[start]
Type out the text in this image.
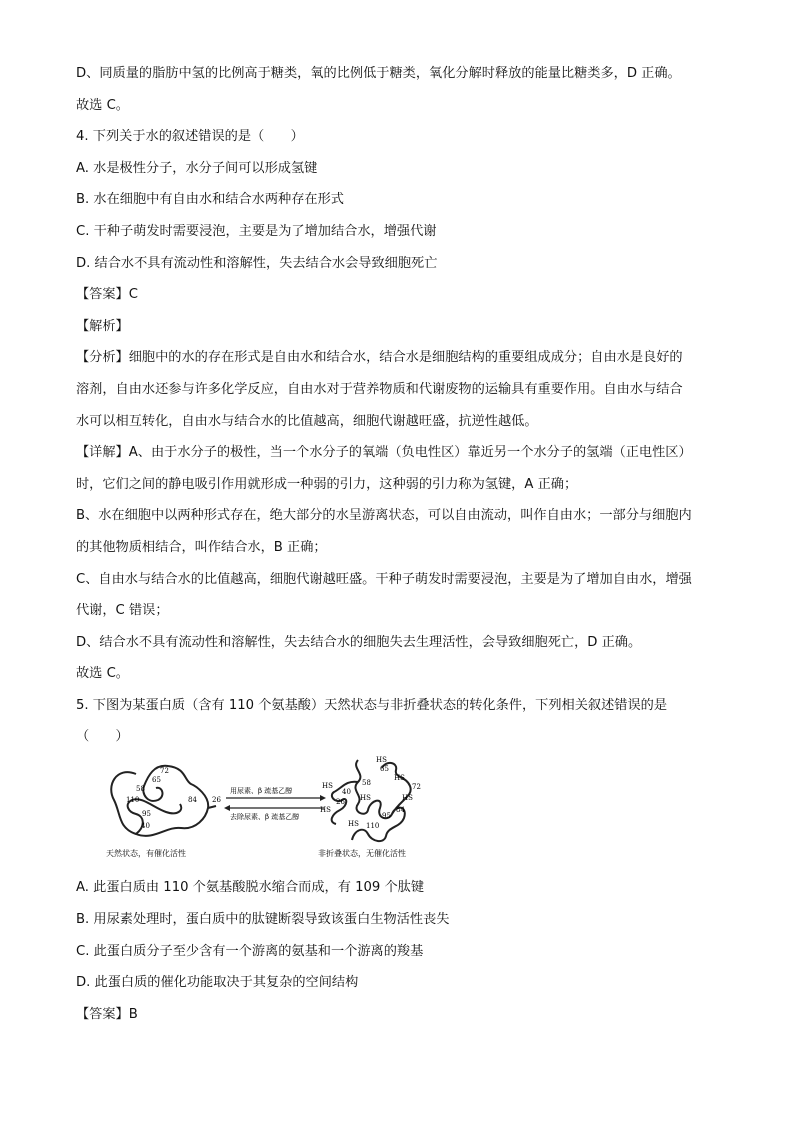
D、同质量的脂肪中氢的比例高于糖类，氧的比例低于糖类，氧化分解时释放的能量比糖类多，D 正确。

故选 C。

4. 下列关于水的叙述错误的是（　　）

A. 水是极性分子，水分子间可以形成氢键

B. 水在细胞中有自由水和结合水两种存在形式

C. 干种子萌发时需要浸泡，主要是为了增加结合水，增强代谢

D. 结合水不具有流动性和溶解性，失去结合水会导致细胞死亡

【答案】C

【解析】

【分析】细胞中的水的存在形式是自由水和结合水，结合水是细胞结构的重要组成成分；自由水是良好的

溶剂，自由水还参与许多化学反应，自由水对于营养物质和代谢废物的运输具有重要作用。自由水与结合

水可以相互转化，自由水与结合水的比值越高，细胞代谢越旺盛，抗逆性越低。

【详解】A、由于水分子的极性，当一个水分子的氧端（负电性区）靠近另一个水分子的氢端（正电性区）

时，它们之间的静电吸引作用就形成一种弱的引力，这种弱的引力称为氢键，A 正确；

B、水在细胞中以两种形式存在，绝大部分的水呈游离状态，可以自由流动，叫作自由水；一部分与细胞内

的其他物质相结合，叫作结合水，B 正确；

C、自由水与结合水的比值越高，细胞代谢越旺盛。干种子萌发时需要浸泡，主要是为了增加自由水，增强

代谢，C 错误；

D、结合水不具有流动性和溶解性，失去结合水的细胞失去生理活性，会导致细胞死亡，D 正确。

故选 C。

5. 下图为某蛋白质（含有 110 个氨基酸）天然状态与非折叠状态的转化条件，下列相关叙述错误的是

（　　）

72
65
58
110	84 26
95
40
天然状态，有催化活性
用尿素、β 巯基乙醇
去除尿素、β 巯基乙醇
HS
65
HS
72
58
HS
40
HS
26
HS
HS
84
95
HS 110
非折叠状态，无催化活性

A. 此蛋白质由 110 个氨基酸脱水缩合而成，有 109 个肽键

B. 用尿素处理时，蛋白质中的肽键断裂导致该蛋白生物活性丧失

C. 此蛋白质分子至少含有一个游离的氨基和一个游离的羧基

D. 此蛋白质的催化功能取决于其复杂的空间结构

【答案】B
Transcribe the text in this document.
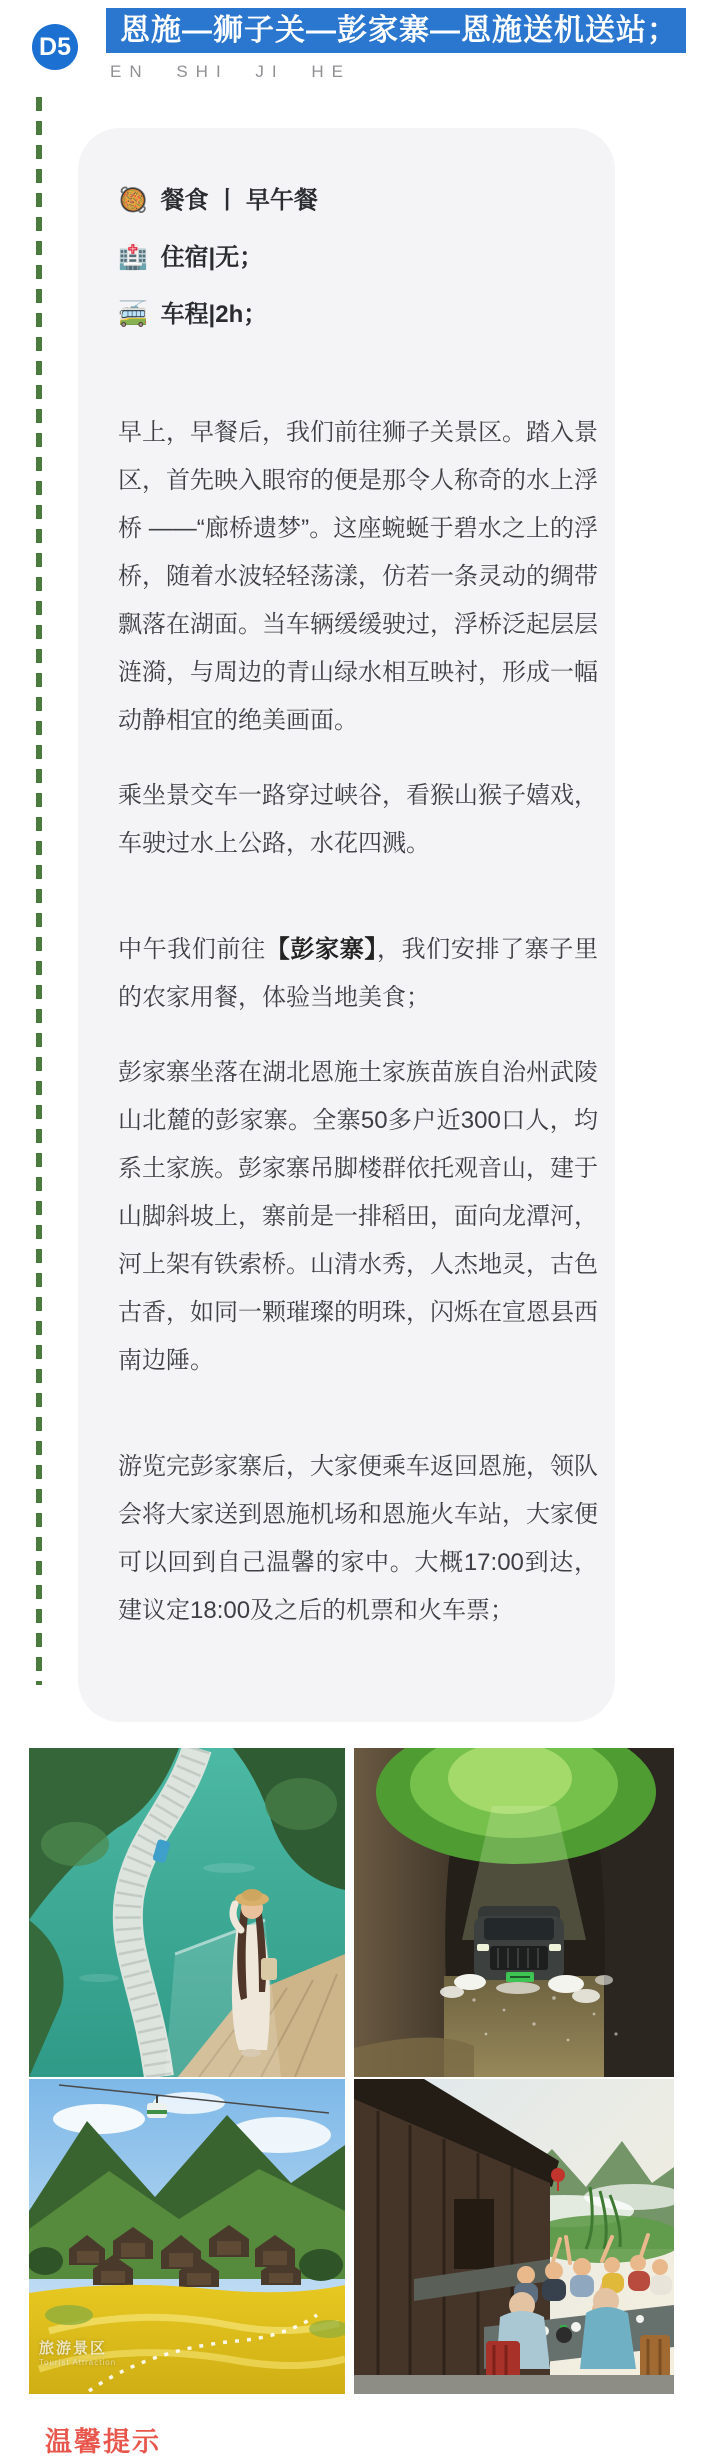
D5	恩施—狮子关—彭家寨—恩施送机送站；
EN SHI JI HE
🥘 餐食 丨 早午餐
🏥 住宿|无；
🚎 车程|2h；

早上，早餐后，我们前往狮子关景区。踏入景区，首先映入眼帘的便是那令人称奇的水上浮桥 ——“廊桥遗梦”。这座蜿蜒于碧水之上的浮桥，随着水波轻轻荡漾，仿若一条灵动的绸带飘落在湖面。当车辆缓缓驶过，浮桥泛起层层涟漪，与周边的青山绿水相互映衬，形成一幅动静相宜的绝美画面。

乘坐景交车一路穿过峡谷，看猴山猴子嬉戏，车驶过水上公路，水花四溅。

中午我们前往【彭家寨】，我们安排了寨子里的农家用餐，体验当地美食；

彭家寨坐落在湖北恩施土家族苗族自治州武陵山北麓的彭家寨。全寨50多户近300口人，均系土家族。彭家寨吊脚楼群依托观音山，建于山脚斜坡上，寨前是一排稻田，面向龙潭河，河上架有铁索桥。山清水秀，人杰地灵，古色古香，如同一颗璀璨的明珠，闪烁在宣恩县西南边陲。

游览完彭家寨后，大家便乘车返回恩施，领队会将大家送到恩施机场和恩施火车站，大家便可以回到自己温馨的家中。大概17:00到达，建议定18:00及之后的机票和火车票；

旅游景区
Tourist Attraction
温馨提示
[end]
Stated goal:
Give again, unchanged, only the lines from the line containing "Transcribe the text in this document." to the last line of the records above. Pictures do not belong in the copy.

Complete answer:
Transcribe the text in this document.
D5	恩施—狮子关—彭家寨—恩施送机送站；
EN SHI JI HE
🥘 餐食 丨 早午餐
🏥 住宿|无；
🚎 车程|2h；

早上，早餐后，我们前往狮子关景区。踏入景区，首先映入眼帘的便是那令人称奇的水上浮桥 ——“廊桥遗梦”。这座蜿蜒于碧水之上的浮桥，随着水波轻轻荡漾，仿若一条灵动的绸带飘落在湖面。当车辆缓缓驶过，浮桥泛起层层涟漪，与周边的青山绿水相互映衬，形成一幅动静相宜的绝美画面。

乘坐景交车一路穿过峡谷，看猴山猴子嬉戏，车驶过水上公路，水花四溅。

中午我们前往【彭家寨】，我们安排了寨子里的农家用餐，体验当地美食；

彭家寨坐落在湖北恩施土家族苗族自治州武陵山北麓的彭家寨。全寨50多户近300口人，均系土家族。彭家寨吊脚楼群依托观音山，建于山脚斜坡上，寨前是一排稻田，面向龙潭河，河上架有铁索桥。山清水秀，人杰地灵，古色古香，如同一颗璀璨的明珠，闪烁在宣恩县西南边陲。

游览完彭家寨后，大家便乘车返回恩施，领队会将大家送到恩施机场和恩施火车站，大家便可以回到自己温馨的家中。大概17:00到达，建议定18:00及之后的机票和火车票；

旅游景区
Tourist Attraction
温馨提示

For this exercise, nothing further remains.